- _Exercise instructions_
Rewrite everything from the first of the lines below down through the line containing "Bar (173, 385, 288, 409)", swapping "Persistence" for "Storage" and leaving all else unchanged.

- _Dataset records_
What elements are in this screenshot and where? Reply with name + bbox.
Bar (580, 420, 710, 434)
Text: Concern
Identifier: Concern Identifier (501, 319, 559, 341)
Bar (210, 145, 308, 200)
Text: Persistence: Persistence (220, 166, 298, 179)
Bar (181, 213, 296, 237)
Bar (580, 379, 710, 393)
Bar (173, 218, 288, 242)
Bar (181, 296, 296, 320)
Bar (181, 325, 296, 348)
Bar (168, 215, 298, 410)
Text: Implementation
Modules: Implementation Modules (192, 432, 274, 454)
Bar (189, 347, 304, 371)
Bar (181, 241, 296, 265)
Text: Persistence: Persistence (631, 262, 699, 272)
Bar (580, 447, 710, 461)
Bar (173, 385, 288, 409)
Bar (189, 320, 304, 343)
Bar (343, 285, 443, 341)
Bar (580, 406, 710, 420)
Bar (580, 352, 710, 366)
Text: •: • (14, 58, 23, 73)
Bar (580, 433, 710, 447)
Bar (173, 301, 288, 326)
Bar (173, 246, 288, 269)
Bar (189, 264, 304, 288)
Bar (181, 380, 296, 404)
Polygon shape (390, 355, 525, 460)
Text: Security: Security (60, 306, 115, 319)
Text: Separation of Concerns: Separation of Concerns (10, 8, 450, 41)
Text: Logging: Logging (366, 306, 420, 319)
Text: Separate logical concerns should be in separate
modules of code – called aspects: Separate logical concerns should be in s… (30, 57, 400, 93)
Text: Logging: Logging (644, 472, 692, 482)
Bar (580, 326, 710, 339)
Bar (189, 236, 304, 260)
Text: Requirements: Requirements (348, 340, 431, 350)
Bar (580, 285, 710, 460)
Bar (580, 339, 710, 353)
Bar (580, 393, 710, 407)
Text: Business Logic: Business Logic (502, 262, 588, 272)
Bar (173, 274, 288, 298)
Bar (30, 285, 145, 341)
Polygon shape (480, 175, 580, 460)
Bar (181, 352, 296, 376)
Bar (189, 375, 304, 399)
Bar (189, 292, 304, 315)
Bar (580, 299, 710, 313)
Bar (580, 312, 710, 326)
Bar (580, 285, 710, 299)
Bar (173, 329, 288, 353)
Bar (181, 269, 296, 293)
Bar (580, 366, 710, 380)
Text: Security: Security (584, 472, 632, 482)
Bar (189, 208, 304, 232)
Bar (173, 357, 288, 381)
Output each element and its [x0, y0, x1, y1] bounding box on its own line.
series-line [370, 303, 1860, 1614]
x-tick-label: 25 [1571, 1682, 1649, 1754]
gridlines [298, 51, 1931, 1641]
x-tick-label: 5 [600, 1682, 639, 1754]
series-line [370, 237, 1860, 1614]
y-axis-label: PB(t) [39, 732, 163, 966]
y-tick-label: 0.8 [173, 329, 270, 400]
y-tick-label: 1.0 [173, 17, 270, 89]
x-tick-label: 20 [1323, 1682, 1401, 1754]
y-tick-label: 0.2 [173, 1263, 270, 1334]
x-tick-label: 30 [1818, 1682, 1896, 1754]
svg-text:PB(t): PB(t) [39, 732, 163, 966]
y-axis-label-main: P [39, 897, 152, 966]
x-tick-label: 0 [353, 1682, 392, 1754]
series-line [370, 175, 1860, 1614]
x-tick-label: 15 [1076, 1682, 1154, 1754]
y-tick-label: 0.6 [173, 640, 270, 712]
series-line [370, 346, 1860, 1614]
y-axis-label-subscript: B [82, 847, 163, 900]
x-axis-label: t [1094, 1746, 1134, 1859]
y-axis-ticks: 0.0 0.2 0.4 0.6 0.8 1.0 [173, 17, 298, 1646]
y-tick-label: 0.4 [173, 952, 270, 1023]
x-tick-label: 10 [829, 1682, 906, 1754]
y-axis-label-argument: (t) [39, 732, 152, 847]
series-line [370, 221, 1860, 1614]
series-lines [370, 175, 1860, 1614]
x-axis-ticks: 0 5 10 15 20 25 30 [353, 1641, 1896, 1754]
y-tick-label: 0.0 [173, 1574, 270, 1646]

- _Written solution_
What elements are in this screenshot and where? Reply with name + bbox.
Bar (580, 420, 710, 434)
Text: Concern
Identifier: Concern Identifier (501, 319, 559, 341)
Bar (210, 145, 308, 200)
Text: Storage: Storage (220, 166, 298, 179)
Bar (181, 213, 296, 237)
Bar (580, 379, 710, 393)
Bar (173, 218, 288, 242)
Bar (181, 296, 296, 320)
Bar (181, 325, 296, 348)
Bar (168, 215, 298, 410)
Text: Implementation
Modules: Implementation Modules (192, 432, 274, 454)
Bar (189, 347, 304, 371)
Bar (181, 241, 296, 265)
Text: Storage: Storage (631, 262, 699, 272)
Bar (580, 447, 710, 461)
Bar (173, 385, 288, 409)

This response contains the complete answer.